- **Task instructions**
Write every entry out again exactly, please, and skip the pictures.

- **Material to process**
════════════════════

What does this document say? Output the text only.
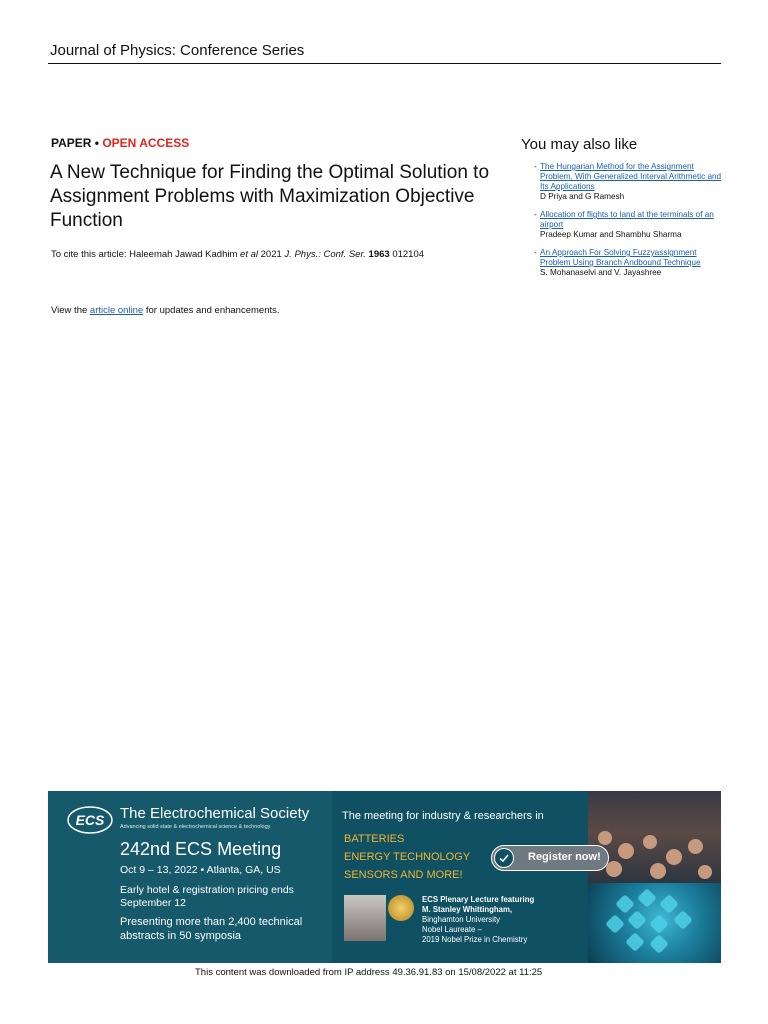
Journal of Physics: Conference Series
PAPER • OPEN ACCESS
A New Technique for Finding the Optimal Solution to Assignment Problems with Maximization Objective Function
To cite this article: Haleemah Jawad Kadhim et al 2021 J. Phys.: Conf. Ser. 1963 012104
View the article online for updates and enhancements.
You may also like
- The Hungarian Method for the Assignment Problem, With Generalized Interval Arithmetic and Its Applications
D Priya and G Ramesh
- Allocation of flights to land at the terminals of an airport
Pradeep Kumar and Shambhu Sharma
- An Approach For Solving Fuzzyassignment Problem Using Branch Andbound Technique
S. Mohanaselvi and V. Jayashree
ECS The Electrochemical Society
Advancing solid state & electrochemical science & technology
242nd ECS Meeting
Oct 9 – 13, 2022 • Atlanta, GA, US
Early hotel & registration pricing ends September 12
Presenting more than 2,400 technical abstracts in 50 symposia
The meeting for industry & researchers in
BATTERIES
ENERGY TECHNOLOGY
SENSORS AND MORE!
Register now!
ECS Plenary Lecture featuring
M. Stanley Whittingham,
Binghamton University
Nobel Laureate –
2019 Nobel Prize in Chemistry
This content was downloaded from IP address 49.36.91.83 on 15/08/2022 at 11:25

════════════════════

- **Answer to the problem**
What does this document say? Output the text only.
Journal of Physics: Conference Series
PAPER • OPEN ACCESS
A New Technique for Finding the Optimal Solution to Assignment Problems with Maximization Objective Function
To cite this article: Haleemah Jawad Kadhim et al 2021 J. Phys.: Conf. Ser. 1963 012104
View the article online for updates and enhancements.
You may also like
- The Hungarian Method for the Assignment Problem, With Generalized Interval Arithmetic and Its Applications
D Priya and G Ramesh
- Allocation of flights to land at the terminals of an airport
Pradeep Kumar and Shambhu Sharma
- An Approach For Solving Fuzzyassignment Problem Using Branch Andbound Technique
S. Mohanaselvi and V. Jayashree
ECS The Electrochemical Society
Advancing solid state & electrochemical science & technology
242nd ECS Meeting
Oct 9 – 13, 2022 • Atlanta, GA, US
Early hotel & registration pricing ends September 12
Presenting more than 2,400 technical abstracts in 50 symposia
The meeting for industry & researchers in
BATTERIES
ENERGY TECHNOLOGY
SENSORS AND MORE!
Register now!
ECS Plenary Lecture featuring
M. Stanley Whittingham,
Binghamton University
Nobel Laureate –
2019 Nobel Prize in Chemistry
This content was downloaded from IP address 49.36.91.83 on 15/08/2022 at 11:25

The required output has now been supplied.